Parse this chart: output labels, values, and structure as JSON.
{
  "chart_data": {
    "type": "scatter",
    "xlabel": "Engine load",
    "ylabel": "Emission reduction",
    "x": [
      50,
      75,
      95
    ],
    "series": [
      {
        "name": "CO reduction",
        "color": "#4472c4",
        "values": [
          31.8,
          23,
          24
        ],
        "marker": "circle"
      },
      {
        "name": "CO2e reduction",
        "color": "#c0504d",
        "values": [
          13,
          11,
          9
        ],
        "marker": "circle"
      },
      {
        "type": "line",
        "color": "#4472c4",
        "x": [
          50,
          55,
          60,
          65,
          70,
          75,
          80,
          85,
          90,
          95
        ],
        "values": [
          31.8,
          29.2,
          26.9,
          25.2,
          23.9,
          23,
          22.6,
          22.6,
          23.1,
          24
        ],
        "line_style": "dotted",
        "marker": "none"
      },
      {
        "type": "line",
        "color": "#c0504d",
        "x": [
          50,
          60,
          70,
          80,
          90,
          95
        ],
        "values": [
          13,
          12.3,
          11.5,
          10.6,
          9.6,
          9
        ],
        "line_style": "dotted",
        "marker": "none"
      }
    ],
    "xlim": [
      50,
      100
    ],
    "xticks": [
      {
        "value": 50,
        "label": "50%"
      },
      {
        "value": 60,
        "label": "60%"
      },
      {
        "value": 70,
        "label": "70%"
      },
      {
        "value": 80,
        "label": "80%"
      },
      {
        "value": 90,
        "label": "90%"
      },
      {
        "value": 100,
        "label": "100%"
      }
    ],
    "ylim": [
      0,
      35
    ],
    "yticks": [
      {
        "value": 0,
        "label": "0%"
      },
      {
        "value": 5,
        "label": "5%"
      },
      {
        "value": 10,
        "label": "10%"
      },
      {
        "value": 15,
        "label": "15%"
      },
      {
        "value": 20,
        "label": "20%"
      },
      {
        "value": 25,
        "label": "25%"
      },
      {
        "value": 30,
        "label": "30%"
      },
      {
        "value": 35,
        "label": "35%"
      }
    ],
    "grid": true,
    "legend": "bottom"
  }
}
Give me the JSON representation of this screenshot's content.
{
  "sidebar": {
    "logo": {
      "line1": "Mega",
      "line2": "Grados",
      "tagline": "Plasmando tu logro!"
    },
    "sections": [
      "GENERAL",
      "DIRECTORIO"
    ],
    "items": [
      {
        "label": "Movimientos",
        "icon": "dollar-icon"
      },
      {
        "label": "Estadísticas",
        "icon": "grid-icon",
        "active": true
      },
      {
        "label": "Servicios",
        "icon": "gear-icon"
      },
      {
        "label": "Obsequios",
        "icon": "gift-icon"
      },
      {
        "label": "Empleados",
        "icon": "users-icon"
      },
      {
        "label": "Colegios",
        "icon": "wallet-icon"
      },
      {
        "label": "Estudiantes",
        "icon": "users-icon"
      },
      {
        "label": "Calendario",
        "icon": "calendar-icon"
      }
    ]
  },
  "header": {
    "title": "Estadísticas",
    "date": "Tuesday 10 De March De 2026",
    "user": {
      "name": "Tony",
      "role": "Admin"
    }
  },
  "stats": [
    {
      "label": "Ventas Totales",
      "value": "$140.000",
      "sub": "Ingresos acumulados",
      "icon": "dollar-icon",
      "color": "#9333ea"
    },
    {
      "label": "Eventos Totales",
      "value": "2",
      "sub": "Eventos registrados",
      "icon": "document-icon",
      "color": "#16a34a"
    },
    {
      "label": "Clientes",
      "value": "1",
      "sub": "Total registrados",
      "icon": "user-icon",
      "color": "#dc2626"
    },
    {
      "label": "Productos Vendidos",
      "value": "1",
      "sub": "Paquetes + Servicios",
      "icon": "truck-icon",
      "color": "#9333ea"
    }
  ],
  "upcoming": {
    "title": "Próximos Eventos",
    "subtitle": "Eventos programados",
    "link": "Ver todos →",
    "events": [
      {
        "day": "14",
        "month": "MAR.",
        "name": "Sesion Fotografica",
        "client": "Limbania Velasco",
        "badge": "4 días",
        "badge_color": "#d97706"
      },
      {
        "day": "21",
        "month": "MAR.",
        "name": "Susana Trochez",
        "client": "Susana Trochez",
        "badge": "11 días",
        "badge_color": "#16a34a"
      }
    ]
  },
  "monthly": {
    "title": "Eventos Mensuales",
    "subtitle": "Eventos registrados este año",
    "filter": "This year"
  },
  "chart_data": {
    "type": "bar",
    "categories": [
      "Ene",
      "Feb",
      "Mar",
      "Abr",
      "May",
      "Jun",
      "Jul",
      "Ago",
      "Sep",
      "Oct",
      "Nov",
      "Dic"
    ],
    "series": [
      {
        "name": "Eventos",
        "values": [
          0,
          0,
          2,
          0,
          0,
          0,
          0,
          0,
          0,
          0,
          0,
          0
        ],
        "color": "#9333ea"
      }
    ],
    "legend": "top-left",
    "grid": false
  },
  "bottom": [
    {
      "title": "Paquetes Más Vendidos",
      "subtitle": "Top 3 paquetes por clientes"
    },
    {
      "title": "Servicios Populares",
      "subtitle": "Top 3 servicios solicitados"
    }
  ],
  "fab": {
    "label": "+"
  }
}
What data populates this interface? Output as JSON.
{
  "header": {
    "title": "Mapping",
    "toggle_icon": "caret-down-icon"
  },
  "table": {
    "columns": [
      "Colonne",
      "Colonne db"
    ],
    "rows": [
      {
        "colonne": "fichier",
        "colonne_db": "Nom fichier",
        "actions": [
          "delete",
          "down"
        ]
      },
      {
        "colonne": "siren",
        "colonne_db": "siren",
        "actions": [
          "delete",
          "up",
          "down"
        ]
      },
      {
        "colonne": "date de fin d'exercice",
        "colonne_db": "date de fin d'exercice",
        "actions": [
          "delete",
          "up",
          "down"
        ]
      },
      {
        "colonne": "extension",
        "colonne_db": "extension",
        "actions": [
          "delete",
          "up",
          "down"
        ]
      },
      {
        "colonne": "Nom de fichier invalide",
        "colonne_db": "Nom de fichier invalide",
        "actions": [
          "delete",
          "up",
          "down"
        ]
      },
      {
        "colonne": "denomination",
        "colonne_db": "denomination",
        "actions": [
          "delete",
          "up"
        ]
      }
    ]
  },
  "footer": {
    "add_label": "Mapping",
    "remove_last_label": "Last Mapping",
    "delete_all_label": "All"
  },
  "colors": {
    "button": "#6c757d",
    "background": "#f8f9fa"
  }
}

> **Given problem**
Which lines above contain the word "name"? Copy each of them.

> **Answer**
        "name": "CO reduction",
        "name": "CO2e reduction",
      "name": "Tony",
        "name": "Sesion Fotografica",
        "name": "Susana Trochez",
        "name": "Eventos",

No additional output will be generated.